(Rows from a dataset)
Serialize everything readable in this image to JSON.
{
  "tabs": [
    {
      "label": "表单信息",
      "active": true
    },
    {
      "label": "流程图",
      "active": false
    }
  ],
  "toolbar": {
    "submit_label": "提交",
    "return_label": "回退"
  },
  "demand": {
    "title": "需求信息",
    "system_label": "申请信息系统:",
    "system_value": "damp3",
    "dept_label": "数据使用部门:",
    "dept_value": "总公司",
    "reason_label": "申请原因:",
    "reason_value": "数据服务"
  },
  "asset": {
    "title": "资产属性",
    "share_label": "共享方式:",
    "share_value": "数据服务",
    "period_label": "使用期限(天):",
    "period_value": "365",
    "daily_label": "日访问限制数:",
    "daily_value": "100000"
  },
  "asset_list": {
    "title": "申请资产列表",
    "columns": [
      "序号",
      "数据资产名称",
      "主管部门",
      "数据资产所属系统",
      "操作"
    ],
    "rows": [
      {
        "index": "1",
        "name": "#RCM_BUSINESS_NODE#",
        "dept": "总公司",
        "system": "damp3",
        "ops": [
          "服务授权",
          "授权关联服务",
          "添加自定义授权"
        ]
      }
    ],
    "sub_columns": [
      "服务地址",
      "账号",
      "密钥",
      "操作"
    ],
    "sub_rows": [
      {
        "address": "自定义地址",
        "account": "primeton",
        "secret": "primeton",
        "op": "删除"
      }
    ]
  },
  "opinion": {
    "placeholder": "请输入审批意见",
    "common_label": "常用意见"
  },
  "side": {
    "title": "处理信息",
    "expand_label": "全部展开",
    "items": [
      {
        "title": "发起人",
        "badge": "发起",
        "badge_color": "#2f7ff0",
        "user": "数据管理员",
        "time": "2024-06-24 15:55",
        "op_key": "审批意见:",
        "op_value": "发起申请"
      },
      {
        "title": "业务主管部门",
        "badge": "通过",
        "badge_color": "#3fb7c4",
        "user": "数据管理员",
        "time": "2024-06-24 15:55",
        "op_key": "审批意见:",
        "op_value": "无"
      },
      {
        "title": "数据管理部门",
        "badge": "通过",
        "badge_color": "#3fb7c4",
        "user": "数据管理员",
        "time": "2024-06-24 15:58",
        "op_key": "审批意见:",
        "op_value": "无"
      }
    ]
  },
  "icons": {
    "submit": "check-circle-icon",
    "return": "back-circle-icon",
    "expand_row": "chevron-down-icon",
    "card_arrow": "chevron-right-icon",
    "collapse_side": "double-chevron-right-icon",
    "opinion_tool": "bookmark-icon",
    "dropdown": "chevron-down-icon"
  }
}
* * *
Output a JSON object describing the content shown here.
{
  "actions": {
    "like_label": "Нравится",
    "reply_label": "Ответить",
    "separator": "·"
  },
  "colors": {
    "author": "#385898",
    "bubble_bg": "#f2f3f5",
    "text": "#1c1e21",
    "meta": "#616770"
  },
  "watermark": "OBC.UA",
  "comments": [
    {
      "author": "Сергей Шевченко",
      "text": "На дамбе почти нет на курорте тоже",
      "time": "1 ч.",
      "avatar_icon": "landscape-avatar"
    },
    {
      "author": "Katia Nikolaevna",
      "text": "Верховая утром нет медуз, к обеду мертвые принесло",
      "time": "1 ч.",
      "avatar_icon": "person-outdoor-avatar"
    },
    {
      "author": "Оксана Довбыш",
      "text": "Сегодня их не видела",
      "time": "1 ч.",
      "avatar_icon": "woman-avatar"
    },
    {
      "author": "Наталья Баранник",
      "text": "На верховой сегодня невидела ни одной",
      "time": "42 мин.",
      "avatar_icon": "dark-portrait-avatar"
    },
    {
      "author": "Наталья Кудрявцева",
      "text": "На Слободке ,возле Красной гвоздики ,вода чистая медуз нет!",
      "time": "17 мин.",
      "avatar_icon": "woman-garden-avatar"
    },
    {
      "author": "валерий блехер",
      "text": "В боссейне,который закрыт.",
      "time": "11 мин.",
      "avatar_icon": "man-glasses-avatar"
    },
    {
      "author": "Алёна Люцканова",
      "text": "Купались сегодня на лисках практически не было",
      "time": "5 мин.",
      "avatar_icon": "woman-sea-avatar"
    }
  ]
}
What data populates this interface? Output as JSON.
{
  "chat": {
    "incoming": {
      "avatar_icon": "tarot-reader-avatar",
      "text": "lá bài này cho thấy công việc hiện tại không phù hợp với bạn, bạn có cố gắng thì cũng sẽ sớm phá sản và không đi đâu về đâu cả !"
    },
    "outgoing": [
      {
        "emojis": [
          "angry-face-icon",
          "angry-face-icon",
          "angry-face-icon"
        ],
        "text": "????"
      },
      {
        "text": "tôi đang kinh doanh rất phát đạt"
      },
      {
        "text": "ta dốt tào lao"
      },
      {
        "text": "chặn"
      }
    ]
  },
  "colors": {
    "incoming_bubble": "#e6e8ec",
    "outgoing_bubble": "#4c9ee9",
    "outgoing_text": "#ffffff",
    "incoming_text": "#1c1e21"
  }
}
* * *
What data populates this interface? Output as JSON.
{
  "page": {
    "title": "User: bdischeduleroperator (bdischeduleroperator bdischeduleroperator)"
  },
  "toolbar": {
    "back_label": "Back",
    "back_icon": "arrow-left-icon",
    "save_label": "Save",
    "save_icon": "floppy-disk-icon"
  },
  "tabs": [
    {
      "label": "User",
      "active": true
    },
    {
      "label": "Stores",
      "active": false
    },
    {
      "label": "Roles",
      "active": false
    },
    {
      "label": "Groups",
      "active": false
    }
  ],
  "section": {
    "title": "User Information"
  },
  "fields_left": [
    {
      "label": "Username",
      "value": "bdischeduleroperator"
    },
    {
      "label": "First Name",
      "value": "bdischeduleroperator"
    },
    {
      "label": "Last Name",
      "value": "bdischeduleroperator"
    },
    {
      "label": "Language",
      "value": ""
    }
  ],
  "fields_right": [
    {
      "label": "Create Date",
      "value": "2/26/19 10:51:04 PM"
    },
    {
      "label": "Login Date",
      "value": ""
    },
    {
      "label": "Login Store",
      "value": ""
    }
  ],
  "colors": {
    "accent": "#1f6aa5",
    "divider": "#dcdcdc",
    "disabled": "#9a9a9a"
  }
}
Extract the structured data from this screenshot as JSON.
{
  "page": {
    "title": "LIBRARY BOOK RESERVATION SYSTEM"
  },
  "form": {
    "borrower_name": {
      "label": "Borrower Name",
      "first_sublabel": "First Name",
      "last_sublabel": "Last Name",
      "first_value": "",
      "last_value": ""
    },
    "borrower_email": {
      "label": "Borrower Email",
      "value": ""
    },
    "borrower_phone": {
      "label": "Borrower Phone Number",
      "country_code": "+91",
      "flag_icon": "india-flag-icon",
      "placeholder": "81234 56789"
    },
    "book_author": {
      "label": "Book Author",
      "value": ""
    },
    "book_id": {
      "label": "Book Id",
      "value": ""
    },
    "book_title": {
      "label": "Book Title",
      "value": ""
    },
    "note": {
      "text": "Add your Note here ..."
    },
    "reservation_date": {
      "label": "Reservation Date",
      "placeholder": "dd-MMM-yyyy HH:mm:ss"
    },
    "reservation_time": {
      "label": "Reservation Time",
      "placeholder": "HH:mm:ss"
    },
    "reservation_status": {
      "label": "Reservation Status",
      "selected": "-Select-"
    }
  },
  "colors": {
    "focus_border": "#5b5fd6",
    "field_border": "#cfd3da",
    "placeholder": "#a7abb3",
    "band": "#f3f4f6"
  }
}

(Exercise) Pull every line containing the word "here" out of the material.

(The solution)
Output a JSON object describing the content shown here.
      "text": "Add your Note here ..."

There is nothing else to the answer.